_Stated exercise_. Copy every line of the entries below word for word.

----------

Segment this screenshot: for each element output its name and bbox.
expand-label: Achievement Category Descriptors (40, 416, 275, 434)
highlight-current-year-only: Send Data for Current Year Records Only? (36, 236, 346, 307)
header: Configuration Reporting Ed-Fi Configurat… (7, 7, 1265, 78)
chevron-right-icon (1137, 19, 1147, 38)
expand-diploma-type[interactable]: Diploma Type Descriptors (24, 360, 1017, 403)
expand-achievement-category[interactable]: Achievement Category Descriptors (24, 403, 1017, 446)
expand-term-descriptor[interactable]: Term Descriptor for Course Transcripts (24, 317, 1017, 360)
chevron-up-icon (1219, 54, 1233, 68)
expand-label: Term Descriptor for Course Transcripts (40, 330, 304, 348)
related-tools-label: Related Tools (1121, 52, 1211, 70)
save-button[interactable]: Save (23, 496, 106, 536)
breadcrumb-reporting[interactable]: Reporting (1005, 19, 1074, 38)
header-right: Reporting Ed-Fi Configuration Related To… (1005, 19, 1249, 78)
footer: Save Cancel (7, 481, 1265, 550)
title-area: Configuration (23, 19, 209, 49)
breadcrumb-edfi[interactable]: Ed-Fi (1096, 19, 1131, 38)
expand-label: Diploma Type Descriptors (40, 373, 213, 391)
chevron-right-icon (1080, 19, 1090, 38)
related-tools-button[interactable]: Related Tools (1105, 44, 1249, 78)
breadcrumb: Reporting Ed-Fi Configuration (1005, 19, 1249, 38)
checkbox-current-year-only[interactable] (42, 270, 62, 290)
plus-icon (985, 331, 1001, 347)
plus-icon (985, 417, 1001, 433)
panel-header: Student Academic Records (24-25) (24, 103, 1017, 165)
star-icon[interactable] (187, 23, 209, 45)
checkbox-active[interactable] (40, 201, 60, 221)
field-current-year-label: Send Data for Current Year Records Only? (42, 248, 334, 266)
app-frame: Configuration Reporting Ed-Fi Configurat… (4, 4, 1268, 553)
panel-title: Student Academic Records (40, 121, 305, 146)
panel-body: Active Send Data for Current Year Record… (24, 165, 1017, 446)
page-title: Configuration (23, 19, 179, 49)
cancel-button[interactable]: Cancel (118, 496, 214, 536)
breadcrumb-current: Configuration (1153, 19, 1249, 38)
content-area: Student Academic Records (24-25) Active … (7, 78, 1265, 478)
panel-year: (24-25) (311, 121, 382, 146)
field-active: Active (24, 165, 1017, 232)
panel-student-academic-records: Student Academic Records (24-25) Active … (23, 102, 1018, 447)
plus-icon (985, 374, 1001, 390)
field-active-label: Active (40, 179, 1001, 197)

----------

_Response to this task_.
Segment this screenshot: for each element output its name and bbox.
expand-label: Achievement Category Descriptors (40, 416, 275, 434)
highlight-current-year-only: Send Data for Current Year Records Only? (36, 236, 346, 307)
header: Configuration Reporting Ed-Fi Configurat… (7, 7, 1265, 78)
chevron-right-icon (1137, 19, 1147, 38)
expand-diploma-type[interactable]: Diploma Type Descriptors (24, 360, 1017, 403)
expand-achievement-category[interactable]: Achievement Category Descriptors (24, 403, 1017, 446)
expand-term-descriptor[interactable]: Term Descriptor for Course Transcripts (24, 317, 1017, 360)
chevron-up-icon (1219, 54, 1233, 68)
expand-label: Term Descriptor for Course Transcripts (40, 330, 304, 348)
related-tools-label: Related Tools (1121, 52, 1211, 70)
save-button[interactable]: Save (23, 496, 106, 536)
breadcrumb-reporting[interactable]: Reporting (1005, 19, 1074, 38)
header-right: Reporting Ed-Fi Configuration Related To… (1005, 19, 1249, 78)
footer: Save Cancel (7, 481, 1265, 550)
title-area: Configuration (23, 19, 209, 49)
breadcrumb-edfi[interactable]: Ed-Fi (1096, 19, 1131, 38)
expand-label: Diploma Type Descriptors (40, 373, 213, 391)
chevron-right-icon (1080, 19, 1090, 38)
related-tools-button[interactable]: Related Tools (1105, 44, 1249, 78)
breadcrumb: Reporting Ed-Fi Configuration (1005, 19, 1249, 38)
checkbox-current-year-only[interactable] (42, 270, 62, 290)
plus-icon (985, 331, 1001, 347)
plus-icon (985, 417, 1001, 433)
panel-header: Student Academic Records (24-25) (24, 103, 1017, 165)
star-icon[interactable] (187, 23, 209, 45)
checkbox-active[interactable] (40, 201, 60, 221)
field-current-year-label: Send Data for Current Year Records Only? (42, 248, 334, 266)
app-frame: Configuration Reporting Ed-Fi Configurat… (4, 4, 1268, 553)
panel-title: Student Academic Records (40, 121, 305, 146)
panel-body: Active Send Data for Current Year Record… (24, 165, 1017, 446)
page-title: Configuration (23, 19, 179, 49)
cancel-button[interactable]: Cancel (118, 496, 214, 536)
breadcrumb-current: Configuration (1153, 19, 1249, 38)
content-area: Student Academic Records (24-25) Active … (7, 78, 1265, 478)
panel-year: (24-25) (311, 121, 382, 146)
field-active: Active (24, 165, 1017, 232)
panel-student-academic-records: Student Academic Records (24-25) Active … (23, 102, 1018, 447)
plus-icon (985, 374, 1001, 390)
field-active-label: Active (40, 179, 1001, 197)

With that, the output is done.